» Written task
Every line that holds the string "color" is to be identified and copied.
[Start Data rows]
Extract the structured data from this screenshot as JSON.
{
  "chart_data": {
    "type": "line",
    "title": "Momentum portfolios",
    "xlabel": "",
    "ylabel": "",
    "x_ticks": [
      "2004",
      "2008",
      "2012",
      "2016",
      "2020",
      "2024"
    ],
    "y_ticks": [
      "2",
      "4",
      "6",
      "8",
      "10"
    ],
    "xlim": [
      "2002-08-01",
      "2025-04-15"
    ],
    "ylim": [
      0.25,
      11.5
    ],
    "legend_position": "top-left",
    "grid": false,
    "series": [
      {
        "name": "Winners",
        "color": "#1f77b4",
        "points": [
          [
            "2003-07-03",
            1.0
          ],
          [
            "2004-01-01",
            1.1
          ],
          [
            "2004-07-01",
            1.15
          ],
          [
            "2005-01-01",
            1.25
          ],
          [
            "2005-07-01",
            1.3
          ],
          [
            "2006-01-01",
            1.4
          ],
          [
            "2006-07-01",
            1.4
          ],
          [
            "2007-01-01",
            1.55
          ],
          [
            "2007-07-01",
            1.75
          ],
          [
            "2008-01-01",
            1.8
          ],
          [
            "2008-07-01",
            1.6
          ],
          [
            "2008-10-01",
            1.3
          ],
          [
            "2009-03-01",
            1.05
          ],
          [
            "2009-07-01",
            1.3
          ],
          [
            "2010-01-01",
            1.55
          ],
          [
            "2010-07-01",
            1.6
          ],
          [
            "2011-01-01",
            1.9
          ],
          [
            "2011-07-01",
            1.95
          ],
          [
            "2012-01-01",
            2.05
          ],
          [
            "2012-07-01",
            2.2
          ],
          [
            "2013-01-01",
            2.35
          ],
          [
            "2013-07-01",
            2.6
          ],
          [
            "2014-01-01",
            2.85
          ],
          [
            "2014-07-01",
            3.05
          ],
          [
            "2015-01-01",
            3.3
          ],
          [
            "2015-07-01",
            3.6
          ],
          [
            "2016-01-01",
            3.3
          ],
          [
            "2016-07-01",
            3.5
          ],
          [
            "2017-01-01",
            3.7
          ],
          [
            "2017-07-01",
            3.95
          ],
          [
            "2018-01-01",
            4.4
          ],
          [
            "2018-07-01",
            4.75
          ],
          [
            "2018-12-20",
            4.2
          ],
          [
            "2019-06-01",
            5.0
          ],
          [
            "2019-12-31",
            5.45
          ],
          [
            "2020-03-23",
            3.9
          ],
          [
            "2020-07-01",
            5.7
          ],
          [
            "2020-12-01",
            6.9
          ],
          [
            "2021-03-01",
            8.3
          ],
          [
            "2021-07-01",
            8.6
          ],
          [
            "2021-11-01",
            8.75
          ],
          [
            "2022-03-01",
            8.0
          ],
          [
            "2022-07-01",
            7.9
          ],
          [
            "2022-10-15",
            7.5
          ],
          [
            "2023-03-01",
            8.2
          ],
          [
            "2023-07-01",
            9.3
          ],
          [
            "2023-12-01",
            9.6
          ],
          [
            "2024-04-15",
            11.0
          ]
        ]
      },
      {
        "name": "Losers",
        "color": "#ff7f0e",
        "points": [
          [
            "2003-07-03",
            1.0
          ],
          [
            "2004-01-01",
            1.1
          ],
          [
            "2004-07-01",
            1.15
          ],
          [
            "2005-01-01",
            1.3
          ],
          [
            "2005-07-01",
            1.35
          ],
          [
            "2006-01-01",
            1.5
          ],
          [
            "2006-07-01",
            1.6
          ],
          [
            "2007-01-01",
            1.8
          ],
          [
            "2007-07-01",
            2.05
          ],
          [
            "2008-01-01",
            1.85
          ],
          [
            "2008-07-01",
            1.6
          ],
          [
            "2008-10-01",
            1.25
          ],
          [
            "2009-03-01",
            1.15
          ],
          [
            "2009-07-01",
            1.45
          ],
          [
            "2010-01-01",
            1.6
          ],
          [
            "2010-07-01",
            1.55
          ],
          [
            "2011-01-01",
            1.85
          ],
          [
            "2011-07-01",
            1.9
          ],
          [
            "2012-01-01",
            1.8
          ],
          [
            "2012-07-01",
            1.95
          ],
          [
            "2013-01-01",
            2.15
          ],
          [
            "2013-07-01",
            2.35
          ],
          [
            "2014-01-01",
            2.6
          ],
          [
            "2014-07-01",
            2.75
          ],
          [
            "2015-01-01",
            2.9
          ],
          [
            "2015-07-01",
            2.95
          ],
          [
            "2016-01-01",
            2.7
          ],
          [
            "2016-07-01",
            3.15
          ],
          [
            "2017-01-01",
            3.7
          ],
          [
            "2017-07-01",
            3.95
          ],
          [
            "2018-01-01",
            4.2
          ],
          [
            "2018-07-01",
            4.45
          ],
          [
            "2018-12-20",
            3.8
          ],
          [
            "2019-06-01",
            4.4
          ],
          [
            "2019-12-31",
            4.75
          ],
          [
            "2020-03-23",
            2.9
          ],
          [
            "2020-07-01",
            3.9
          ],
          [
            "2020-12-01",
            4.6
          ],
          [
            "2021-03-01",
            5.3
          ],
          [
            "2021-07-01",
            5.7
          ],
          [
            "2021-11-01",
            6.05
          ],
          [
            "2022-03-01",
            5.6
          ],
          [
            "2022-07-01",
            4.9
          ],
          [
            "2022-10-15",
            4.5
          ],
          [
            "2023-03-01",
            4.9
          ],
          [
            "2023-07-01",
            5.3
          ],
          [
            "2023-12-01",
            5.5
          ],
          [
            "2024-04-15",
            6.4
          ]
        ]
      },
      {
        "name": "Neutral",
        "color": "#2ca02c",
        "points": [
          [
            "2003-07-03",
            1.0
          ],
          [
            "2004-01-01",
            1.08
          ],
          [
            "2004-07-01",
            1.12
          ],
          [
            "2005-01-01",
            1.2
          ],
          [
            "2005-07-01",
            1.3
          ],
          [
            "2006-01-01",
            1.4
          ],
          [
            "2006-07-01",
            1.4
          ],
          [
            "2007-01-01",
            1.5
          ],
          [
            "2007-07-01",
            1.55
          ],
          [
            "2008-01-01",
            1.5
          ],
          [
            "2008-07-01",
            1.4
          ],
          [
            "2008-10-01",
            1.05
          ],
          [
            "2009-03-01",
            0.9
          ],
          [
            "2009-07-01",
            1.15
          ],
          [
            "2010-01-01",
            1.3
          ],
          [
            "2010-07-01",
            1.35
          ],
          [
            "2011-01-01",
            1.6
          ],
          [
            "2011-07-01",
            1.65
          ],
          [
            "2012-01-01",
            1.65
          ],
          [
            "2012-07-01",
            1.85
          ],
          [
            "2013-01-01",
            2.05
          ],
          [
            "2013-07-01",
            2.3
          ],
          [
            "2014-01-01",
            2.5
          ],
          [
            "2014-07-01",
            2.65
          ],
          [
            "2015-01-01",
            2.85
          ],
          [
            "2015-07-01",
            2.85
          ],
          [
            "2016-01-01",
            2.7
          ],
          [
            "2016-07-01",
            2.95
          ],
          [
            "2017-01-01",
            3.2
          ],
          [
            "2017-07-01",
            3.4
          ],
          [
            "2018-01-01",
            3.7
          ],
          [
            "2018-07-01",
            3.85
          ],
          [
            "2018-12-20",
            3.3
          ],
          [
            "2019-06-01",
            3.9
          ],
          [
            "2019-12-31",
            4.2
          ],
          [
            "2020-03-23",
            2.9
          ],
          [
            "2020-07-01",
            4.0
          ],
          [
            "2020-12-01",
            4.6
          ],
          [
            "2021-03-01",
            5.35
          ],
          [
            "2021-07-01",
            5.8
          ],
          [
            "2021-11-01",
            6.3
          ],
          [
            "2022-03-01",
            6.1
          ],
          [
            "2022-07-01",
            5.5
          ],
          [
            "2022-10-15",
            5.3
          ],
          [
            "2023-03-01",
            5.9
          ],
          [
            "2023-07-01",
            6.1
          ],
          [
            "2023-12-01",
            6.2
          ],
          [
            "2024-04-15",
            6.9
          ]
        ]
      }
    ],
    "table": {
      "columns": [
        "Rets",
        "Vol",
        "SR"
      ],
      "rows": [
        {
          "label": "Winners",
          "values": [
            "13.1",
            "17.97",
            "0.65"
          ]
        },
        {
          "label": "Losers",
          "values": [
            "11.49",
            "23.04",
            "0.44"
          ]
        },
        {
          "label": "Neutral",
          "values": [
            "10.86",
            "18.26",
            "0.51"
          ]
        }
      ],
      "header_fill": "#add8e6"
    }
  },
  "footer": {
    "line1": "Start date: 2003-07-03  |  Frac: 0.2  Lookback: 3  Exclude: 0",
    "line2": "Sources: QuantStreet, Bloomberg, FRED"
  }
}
[End Data rows]
» Written response
        "color": "#1f77b4",
        "color": "#ff7f0e",
        "color": "#2ca02c",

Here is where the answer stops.